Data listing

● ● ●

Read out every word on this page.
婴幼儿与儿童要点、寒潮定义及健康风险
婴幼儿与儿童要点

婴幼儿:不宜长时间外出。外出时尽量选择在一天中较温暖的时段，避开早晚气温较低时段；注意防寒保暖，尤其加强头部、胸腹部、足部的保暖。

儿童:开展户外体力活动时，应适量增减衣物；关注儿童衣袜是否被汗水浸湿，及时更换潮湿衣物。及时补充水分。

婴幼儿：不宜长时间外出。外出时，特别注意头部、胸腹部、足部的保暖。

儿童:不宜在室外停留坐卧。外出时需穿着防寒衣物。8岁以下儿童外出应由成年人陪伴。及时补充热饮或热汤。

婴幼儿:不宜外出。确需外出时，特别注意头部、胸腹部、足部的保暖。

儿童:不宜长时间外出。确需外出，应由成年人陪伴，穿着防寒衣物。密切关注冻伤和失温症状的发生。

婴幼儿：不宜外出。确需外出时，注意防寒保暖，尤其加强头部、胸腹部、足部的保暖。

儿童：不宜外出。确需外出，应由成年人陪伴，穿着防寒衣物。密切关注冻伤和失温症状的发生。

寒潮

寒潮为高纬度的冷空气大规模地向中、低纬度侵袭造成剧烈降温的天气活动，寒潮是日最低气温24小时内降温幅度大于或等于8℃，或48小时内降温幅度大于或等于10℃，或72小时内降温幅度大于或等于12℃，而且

● ● ●

Would you write down every record again, exactly?

Read out every word on this page.
婴幼儿与儿童要点、寒潮定义及健康风险
婴幼儿与儿童要点

婴幼儿:不宜长时间外出。外出时尽量选择在一天中较温暖的时段，避开早晚气温较低时段；注意防寒保暖，尤其加强头部、胸腹部、足部的保暖。

儿童:开展户外体力活动时，应适量增减衣物；关注儿童衣袜是否被汗水浸湿，及时更换潮湿衣物。及时补充水分。

婴幼儿：不宜长时间外出。外出时，特别注意头部、胸腹部、足部的保暖。

儿童:不宜在室外停留坐卧。外出时需穿着防寒衣物。8岁以下儿童外出应由成年人陪伴。及时补充热饮或热汤。

婴幼儿:不宜外出。确需外出时，特别注意头部、胸腹部、足部的保暖。

儿童:不宜长时间外出。确需外出，应由成年人陪伴，穿着防寒衣物。密切关注冻伤和失温症状的发生。

婴幼儿：不宜外出。确需外出时，注意防寒保暖，尤其加强头部、胸腹部、足部的保暖。

儿童：不宜外出。确需外出，应由成年人陪伴，穿着防寒衣物。密切关注冻伤和失温症状的发生。

寒潮

寒潮为高纬度的冷空气大规模地向中、低纬度侵袭造成剧烈降温的天气活动，寒潮是日最低气温24小时内降温幅度大于或等于8℃，或48小时内降温幅度大于或等于10℃，或72小时内降温幅度大于或等于12℃，而且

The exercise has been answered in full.